WRITTEN TASK 1: Output the records verbatim, from their first line through the line containing "post-meta: Elemento modificato", with both of those lines included.

* BEGIN EXTRACT PROVIDED *

BEILEIN & HULBERT (eds.): The Civil War Guerrilla (2015)

The Civil War Guerrilla: Unfolding the Black Flag in History, Memory, and Myth edited by Joseph Beilein, Jr., and Matthew C. Hulbert.  University Press of Kentucky, 2015.  Cloth, ISBN: 978-0813165325.  $50.00.

 

There is little doubt that the influence of Civil War guerrilla studies is at or nearing its apex.  Within the past three decades, scholars have used it as a technique with which to uncover the stories of those who died without voices.  For every John Singleton Mosby operating in close proximity to enemy troops, there was a John Gatewood acting as an opportunist in the countryside.  Joseph Beilein and Matthew Hulbert have compiled an anthology that addresses the complexity of guerrilla warfare during the Civil War while expanding the field into the arena of postwar interpretations.

The timing of the volume is nearly as important as the work contained therein.  The past few years has witnessed a growing crescendo of works critical of the place of the guerrilla in Civil War history.  Some of the field’s leading lights have authored pieces accusing those who focus on the guerrilla question of serving as a distraction to “real” Civil War history.  The present volume offers a loud retort to these concerns and through the rigor and merit of the scholarship on these pages, shows skeptics what modern, innovative scholarship can be.

For their volume, Beilein and Hulbert organized a luminous cast of scholars doing innovative work.  Some of the essays trend biographical and others are focused regionally, but a handful are very different from what most readers would expect.  Andrew Fialka offers an essay examining spatiotemporal patterns in Missouri, effectively mapping the state’s irregular war.  Such methods deserve strong consideration because of the difficulty of understanding the complexity of the guerrilla conflict. John Inscoe documents the growth of guerrilla fiction that cropped up during and after the war, giving readers a clear view of an oft-forgotten literary genre.  Rod Andrew tells the story of Manse Jolly, who operated in upcountry South Carolina.

* END EXTRACT PROVIDED *
* BEGIN DATA TO USE *

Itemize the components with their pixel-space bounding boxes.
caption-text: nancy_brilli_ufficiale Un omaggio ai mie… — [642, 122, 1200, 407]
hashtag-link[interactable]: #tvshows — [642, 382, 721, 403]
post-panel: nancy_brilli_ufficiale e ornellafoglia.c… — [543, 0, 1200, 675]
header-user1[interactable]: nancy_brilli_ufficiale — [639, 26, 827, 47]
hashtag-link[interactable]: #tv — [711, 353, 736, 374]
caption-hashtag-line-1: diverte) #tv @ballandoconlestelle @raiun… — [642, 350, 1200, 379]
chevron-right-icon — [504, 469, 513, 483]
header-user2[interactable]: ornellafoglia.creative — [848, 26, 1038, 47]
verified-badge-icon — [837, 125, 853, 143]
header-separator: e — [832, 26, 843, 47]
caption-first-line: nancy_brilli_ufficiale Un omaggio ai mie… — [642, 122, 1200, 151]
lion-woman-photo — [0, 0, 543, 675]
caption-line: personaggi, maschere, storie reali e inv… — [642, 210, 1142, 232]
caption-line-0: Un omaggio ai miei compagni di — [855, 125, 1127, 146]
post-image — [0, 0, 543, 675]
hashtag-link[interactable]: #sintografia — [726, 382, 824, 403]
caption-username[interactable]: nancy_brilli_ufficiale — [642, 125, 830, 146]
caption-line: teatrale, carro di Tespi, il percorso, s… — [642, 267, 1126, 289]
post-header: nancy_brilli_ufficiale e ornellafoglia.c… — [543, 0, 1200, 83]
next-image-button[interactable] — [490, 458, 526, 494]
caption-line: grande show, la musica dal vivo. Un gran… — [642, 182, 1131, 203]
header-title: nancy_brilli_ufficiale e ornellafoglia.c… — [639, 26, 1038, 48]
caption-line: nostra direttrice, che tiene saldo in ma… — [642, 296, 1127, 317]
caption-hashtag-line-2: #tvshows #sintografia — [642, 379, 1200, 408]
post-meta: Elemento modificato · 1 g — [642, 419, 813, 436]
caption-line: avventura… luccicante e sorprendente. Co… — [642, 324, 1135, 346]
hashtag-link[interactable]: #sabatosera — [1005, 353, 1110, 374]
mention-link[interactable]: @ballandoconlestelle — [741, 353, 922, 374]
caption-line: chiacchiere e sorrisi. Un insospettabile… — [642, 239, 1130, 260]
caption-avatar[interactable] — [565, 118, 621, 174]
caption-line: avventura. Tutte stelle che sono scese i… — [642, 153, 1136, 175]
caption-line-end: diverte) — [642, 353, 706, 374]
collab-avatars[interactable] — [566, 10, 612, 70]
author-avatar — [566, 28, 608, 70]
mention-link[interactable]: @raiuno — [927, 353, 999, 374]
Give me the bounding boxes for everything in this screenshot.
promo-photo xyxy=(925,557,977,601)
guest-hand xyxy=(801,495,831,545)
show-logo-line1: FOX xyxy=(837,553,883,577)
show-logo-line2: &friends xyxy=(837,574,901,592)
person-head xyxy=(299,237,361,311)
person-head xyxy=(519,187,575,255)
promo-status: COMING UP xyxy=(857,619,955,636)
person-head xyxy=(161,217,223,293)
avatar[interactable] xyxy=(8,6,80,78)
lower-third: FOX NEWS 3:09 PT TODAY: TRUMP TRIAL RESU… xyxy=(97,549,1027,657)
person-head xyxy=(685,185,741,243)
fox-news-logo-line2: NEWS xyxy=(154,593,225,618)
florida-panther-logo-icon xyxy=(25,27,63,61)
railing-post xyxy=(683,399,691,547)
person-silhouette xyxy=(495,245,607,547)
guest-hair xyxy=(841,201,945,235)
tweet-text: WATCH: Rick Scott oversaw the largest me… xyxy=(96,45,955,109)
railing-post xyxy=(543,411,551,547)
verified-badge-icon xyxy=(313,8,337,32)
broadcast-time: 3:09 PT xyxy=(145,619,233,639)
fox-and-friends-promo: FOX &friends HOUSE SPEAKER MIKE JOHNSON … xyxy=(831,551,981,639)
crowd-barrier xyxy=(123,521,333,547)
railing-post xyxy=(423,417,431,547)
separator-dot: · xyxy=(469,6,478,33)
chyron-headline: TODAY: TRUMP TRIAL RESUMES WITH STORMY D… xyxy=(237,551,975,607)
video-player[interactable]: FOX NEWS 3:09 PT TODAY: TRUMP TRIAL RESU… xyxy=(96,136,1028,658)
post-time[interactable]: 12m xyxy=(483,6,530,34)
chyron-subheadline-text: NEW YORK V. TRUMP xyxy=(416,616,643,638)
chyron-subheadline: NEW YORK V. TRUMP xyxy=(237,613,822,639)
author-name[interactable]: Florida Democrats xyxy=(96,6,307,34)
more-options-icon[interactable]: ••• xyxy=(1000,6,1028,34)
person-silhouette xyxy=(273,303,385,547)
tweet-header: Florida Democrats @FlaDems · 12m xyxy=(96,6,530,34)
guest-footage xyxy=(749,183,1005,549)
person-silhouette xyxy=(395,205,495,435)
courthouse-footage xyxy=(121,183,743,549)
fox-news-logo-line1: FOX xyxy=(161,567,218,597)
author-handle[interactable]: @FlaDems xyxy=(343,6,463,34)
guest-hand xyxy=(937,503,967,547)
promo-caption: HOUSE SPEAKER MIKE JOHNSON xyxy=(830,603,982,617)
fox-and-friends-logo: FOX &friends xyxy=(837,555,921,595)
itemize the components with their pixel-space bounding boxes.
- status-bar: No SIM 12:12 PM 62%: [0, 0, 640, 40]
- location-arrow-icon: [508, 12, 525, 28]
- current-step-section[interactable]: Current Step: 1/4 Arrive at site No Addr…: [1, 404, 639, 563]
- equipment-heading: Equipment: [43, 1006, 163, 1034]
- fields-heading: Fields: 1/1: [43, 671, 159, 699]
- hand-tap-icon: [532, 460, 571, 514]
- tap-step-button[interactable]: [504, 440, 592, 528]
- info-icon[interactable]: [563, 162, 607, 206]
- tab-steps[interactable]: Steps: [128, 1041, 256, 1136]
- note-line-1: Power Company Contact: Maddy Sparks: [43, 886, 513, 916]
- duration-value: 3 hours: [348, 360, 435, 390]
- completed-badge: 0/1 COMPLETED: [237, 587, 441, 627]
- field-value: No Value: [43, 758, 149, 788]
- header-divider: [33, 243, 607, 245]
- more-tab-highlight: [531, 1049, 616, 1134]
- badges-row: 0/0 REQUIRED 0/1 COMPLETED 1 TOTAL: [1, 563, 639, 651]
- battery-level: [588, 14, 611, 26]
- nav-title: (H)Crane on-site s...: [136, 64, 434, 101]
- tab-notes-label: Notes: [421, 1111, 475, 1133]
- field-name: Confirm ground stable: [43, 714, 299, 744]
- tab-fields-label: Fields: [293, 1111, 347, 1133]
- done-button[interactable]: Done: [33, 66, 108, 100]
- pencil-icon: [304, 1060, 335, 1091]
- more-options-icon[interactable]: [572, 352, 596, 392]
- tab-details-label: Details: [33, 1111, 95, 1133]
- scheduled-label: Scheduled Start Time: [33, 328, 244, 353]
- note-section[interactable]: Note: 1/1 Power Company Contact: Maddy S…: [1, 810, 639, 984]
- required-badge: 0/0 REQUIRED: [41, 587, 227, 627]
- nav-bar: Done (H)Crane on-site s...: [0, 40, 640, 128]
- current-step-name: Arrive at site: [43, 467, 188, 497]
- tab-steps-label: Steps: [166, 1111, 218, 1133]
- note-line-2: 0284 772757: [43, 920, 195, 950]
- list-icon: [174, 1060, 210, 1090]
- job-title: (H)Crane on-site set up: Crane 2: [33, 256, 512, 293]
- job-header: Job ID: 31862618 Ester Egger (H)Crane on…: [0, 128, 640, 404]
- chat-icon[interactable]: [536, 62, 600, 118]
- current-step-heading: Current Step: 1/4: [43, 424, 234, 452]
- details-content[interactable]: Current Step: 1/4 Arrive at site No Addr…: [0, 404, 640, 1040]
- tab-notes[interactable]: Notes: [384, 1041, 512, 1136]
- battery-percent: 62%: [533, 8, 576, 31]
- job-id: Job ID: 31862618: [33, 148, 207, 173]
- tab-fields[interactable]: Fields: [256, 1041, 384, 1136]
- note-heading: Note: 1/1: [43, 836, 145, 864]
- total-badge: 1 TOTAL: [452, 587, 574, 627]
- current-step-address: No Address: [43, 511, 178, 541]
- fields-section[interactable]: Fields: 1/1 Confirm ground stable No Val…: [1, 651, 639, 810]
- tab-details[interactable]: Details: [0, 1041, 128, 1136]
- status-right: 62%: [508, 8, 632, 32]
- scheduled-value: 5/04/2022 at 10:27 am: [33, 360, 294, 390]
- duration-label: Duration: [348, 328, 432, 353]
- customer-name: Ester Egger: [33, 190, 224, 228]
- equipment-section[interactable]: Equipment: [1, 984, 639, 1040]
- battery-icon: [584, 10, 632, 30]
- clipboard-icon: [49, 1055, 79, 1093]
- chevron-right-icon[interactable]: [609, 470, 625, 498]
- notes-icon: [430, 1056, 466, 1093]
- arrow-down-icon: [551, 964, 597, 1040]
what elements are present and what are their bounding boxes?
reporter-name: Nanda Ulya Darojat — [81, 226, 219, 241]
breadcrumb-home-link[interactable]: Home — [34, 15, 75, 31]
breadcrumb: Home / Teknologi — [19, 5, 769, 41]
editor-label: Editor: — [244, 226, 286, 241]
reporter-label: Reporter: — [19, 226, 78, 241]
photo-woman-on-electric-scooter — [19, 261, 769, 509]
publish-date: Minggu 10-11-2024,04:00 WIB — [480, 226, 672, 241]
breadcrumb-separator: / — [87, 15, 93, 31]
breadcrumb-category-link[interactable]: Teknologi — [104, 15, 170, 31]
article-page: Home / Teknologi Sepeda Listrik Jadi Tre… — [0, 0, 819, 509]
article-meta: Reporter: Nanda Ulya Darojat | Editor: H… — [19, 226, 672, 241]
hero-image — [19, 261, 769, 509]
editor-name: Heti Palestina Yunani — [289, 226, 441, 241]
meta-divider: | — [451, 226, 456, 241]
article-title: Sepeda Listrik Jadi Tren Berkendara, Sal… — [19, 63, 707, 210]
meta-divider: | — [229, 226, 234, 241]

* END DATA TO USE *

WRITTEN TASK 2: Return the entire book review without any changes.

TASK OUTPUT 1:
Itemize the components with their pixel-space bounding boxes.
caption-text: nancy_brilli_ufficiale Un omaggio ai mie… — [642, 122, 1200, 407]
hashtag-link[interactable]: #tvshows — [642, 382, 721, 403]
post-panel: nancy_brilli_ufficiale e ornellafoglia.c… — [543, 0, 1200, 675]
header-user1[interactable]: nancy_brilli_ufficiale — [639, 26, 827, 47]
hashtag-link[interactable]: #tv — [711, 353, 736, 374]
caption-hashtag-line-1: diverte) #tv @ballandoconlestelle @raiun… — [642, 350, 1200, 379]
chevron-right-icon — [504, 469, 513, 483]
header-user2[interactable]: ornellafoglia.creative — [848, 26, 1038, 47]
verified-badge-icon — [837, 125, 853, 143]
header-separator: e — [832, 26, 843, 47]
caption-first-line: nancy_brilli_ufficiale Un omaggio ai mie… — [642, 122, 1200, 151]
lion-woman-photo — [0, 0, 543, 675]
caption-line: personaggi, maschere, storie reali e inv… — [642, 210, 1142, 232]
caption-line-0: Un omaggio ai miei compagni di — [855, 125, 1127, 146]
post-image — [0, 0, 543, 675]
hashtag-link[interactable]: #sintografia — [726, 382, 824, 403]
caption-username[interactable]: nancy_brilli_ufficiale — [642, 125, 830, 146]
caption-line: teatrale, carro di Tespi, il percorso, s… — [642, 267, 1126, 289]
post-header: nancy_brilli_ufficiale e ornellafoglia.c… — [543, 0, 1200, 83]
next-image-button[interactable] — [490, 458, 526, 494]
caption-line: grande show, la musica dal vivo. Un gran… — [642, 182, 1131, 203]
header-title: nancy_brilli_ufficiale e ornellafoglia.c… — [639, 26, 1038, 48]
caption-line: nostra direttrice, che tiene saldo in ma… — [642, 296, 1127, 317]
caption-hashtag-line-2: #tvshows #sintografia — [642, 379, 1200, 408]
post-meta: Elemento modificato · 1 g — [642, 419, 813, 436]

TASK OUTPUT 2:
BEILEIN & HULBERT (eds.): The Civil War Guerrilla (2015)

The Civil War Guerrilla: Unfolding the Black Flag in History, Memory, and Myth edited by Joseph Beilein, Jr., and Matthew C. Hulbert.  University Press of Kentucky, 2015.  Cloth, ISBN: 978-0813165325.  $50.00.

 

There is little doubt that the influence of Civil War guerrilla studies is at or nearing its apex.  Within the past three decades, scholars have used it as a technique with which to uncover the stories of those who died without voices.  For every John Singleton Mosby operating in close proximity to enemy troops, there was a John Gatewood acting as an opportunist in the countryside.  Joseph Beilein and Matthew Hulbert have compiled an anthology that addresses the complexity of guerrilla warfare during the Civil War while expanding the field into the arena of postwar interpretations.

The timing of the volume is nearly as important as the work contained therein.  The past few years has witnessed a growing crescendo of works critical of the place of the guerrilla in Civil War history.  Some of the field’s leading lights have authored pieces accusing those who focus on the guerrilla question of serving as a distraction to “real” Civil War history.  The present volume offers a loud retort to these concerns and through the rigor and merit of the scholarship on these pages, shows skeptics what modern, innovative scholarship can be.

For their volume, Beilein and Hulbert organized a luminous cast of scholars doing innovative work.  Some of the essays trend biographical and others are focused regionally, but a handful are very different from what most readers would expect.  Andrew Fialka offers an essay examining spatiotemporal patterns in Missouri, effectively mapping the state’s irregular war.  Such methods deserve strong consideration because of the difficulty of understanding the complexity of the guerrilla conflict. John Inscoe documents the growth of guerrilla fiction that cropped up during and after the war, giving readers a clear view of an oft-forgotten literary genre.  Rod Andrew tells the story of Manse Jolly, who operated in upcountry South Carolina.